Entries with figure data
########
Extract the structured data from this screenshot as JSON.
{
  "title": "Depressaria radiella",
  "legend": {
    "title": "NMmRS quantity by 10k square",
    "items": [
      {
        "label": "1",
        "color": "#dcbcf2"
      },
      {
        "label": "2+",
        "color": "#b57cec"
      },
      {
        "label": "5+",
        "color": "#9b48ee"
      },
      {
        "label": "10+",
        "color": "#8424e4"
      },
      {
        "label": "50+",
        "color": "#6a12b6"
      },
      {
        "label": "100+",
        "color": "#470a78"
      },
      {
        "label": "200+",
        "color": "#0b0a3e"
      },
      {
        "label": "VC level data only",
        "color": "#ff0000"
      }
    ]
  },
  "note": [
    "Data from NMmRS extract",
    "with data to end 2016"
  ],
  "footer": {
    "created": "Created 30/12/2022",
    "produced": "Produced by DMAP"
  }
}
########
__Work instructions__. Filter the records down to the lines that contain the string "title", and copy those lines.

__Task solution__.
  "title": "Depressaria radiella",
    "title": "NMmRS quantity by 10k square",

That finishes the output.